- **Set task**
Below are some records. Pull every line that contains the word "across".

(Recorded data)
|---|
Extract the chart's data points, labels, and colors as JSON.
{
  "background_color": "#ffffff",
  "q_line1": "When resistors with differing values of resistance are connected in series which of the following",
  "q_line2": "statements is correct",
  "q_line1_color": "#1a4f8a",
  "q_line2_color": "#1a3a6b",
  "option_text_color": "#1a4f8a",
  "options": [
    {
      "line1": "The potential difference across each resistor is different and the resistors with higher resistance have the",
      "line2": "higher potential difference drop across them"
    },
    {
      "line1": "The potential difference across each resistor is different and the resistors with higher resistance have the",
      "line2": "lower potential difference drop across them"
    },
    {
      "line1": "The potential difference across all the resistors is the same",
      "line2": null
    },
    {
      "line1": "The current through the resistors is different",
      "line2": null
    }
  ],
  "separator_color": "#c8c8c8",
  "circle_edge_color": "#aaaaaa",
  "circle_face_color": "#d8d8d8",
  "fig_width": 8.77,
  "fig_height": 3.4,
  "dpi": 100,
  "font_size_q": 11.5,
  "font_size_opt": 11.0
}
|---|
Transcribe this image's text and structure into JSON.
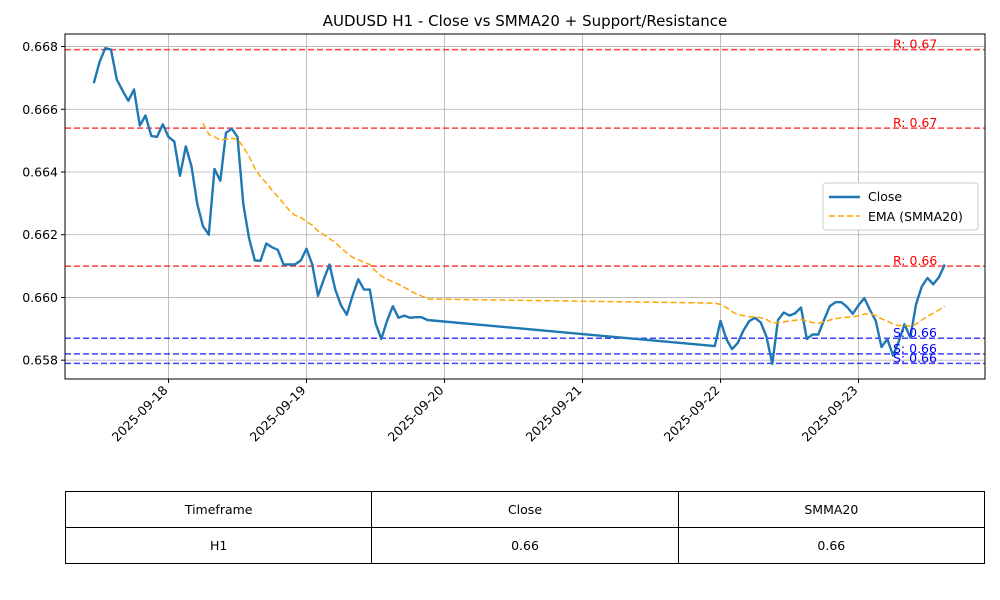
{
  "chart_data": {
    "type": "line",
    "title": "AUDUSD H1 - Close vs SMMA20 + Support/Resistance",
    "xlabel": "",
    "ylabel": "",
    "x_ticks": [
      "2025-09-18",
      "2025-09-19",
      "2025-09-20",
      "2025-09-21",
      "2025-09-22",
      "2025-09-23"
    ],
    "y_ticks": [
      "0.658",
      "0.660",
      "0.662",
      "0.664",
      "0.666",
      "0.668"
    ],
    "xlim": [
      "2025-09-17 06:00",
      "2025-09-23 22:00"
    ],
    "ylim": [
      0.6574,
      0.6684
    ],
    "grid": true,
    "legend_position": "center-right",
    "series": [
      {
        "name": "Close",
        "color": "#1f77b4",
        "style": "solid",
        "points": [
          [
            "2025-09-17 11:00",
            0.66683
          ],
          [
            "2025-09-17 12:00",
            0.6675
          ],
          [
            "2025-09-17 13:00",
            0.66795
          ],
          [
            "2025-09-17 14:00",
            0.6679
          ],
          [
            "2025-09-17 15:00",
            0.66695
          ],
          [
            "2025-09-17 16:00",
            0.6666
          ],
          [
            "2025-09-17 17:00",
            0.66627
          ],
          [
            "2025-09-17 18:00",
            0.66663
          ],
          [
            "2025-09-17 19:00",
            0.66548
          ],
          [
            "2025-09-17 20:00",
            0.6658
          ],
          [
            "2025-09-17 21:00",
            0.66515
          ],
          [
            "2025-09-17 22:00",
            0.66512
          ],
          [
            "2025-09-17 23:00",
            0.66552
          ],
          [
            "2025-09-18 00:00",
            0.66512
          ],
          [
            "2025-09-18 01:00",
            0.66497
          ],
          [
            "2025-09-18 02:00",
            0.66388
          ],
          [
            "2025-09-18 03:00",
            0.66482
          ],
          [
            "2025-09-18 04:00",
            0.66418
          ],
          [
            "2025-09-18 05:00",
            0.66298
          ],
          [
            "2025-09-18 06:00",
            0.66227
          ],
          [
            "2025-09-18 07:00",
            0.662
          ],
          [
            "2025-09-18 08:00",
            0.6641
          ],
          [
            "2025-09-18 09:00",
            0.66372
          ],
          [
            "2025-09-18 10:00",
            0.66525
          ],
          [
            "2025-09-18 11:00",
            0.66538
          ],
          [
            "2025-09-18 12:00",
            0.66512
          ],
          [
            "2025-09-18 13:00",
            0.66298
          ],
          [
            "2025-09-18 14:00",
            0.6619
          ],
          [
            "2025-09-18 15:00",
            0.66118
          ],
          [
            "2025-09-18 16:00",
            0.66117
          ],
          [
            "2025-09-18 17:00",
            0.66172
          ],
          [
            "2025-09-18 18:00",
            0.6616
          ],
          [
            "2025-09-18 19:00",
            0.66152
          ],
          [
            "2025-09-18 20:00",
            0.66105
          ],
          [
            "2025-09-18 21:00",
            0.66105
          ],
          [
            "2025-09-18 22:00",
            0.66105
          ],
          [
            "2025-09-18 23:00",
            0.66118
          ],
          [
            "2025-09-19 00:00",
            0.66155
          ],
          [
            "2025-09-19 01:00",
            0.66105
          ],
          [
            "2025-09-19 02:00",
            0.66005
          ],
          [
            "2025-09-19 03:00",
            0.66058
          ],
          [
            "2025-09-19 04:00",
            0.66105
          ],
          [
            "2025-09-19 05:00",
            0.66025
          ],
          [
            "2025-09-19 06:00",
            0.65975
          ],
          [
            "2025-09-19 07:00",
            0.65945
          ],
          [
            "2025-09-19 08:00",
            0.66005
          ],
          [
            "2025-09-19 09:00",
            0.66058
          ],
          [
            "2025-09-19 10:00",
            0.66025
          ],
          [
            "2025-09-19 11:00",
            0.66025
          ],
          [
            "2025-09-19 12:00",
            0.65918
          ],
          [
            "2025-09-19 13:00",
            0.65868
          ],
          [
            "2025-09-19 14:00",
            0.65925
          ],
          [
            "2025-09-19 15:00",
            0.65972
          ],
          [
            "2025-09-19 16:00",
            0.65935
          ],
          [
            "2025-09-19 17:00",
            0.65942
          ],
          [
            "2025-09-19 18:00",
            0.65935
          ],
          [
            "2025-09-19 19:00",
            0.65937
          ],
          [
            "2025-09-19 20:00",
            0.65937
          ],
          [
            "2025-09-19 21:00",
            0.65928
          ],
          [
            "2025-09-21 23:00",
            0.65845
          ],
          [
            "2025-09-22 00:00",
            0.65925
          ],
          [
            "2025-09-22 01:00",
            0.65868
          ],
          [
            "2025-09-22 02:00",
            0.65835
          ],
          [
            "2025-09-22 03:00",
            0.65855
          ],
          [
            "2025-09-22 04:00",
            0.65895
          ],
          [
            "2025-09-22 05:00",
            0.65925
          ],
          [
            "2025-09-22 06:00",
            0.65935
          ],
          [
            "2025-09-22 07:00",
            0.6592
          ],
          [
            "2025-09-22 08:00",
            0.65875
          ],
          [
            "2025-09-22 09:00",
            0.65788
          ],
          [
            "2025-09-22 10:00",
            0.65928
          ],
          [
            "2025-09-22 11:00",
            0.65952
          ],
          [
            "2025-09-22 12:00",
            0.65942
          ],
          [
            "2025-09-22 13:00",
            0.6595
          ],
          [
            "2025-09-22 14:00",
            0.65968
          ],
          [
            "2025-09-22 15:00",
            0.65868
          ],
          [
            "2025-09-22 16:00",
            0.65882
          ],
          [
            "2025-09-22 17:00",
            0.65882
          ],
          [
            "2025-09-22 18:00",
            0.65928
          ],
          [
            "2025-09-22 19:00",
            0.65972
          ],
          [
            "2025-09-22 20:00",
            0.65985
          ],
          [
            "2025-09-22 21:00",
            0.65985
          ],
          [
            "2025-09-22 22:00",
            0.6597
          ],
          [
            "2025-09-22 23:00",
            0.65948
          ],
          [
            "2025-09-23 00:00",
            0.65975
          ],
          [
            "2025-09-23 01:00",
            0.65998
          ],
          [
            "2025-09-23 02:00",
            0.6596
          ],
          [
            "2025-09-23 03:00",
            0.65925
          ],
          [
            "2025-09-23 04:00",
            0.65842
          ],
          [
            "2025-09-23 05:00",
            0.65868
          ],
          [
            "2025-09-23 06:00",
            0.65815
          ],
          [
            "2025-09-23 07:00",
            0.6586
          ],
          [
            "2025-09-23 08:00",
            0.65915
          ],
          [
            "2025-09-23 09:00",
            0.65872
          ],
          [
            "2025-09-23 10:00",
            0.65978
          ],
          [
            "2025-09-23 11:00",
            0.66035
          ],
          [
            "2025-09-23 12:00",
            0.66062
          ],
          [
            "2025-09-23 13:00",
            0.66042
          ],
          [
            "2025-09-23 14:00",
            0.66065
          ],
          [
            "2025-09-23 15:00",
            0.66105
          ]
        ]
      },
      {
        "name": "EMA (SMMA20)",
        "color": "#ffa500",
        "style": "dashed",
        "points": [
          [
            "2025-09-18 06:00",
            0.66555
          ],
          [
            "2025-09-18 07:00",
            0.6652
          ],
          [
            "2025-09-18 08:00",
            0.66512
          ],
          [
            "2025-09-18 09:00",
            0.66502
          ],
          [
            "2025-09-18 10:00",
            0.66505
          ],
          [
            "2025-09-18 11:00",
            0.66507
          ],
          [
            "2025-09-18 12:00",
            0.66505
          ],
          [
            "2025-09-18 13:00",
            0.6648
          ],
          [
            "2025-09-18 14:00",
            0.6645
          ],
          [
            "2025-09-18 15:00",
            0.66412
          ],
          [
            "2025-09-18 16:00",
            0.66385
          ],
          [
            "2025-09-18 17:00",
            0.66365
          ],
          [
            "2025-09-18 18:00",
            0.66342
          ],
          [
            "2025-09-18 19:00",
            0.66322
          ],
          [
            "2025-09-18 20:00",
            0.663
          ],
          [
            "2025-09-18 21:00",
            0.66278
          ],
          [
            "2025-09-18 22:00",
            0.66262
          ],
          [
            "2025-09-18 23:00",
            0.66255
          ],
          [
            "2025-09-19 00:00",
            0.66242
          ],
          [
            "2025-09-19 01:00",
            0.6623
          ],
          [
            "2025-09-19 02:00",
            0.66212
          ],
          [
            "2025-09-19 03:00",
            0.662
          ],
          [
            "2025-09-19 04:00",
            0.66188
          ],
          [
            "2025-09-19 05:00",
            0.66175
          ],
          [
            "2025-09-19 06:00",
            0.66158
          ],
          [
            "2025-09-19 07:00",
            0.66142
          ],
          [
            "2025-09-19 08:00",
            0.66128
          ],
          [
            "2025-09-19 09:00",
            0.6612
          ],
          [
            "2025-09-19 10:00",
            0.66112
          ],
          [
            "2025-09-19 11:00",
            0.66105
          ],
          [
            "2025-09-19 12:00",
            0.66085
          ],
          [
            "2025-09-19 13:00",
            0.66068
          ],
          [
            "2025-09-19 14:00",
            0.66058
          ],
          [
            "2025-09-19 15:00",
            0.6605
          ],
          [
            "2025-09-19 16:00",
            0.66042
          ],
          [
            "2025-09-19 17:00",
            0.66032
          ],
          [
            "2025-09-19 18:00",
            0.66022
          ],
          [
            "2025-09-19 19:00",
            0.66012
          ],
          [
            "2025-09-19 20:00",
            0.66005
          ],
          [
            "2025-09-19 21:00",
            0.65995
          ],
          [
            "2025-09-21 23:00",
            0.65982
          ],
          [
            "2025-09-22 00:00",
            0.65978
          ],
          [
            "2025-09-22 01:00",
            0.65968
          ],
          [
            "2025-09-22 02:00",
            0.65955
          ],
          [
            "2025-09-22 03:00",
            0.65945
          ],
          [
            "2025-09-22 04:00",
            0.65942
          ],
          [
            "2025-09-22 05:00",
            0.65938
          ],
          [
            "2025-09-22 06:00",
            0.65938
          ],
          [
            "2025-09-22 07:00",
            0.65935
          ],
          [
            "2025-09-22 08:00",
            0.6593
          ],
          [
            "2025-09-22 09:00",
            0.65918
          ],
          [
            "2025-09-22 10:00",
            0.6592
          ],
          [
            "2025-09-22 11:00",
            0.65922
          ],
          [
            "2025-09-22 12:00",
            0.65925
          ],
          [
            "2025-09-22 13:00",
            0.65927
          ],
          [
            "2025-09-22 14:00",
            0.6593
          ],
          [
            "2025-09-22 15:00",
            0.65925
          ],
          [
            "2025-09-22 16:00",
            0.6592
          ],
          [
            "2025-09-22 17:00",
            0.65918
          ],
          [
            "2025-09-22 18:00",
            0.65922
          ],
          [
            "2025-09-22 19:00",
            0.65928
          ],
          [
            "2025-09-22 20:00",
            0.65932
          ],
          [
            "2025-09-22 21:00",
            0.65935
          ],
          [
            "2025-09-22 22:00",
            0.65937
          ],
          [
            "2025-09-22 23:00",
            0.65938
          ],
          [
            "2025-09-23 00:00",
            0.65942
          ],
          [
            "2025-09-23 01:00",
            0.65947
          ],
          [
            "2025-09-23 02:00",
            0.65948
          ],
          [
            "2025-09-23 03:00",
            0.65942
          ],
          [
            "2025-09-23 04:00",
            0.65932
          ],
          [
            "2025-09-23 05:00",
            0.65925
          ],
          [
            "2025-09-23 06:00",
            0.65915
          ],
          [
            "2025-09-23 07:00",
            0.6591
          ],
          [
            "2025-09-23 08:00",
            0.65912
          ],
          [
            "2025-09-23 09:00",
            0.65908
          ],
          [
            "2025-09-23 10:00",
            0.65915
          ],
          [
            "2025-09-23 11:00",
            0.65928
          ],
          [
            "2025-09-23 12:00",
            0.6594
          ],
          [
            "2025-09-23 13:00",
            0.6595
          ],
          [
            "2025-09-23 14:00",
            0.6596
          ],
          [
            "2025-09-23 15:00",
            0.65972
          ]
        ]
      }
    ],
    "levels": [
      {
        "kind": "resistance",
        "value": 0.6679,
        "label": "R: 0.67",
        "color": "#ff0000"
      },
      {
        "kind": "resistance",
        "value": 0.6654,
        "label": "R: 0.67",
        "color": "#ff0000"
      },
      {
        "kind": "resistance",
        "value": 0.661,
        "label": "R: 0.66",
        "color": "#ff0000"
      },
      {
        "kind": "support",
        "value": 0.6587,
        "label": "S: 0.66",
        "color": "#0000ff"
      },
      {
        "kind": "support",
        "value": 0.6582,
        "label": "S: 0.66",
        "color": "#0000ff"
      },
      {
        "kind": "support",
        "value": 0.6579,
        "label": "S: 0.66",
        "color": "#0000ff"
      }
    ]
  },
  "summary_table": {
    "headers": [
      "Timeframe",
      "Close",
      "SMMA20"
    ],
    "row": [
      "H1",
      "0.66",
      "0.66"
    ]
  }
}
|---|
- **Solution to the problem**
      "line1": "The potential difference across each resistor is different and the resistors with higher resistance have the",
      "line2": "higher potential difference drop across them"
      "line1": "The potential difference across each resistor is different and the resistors with higher resistance have the",
      "line2": "lower potential difference drop across them"
      "line1": "The potential difference across all the resistors is the same",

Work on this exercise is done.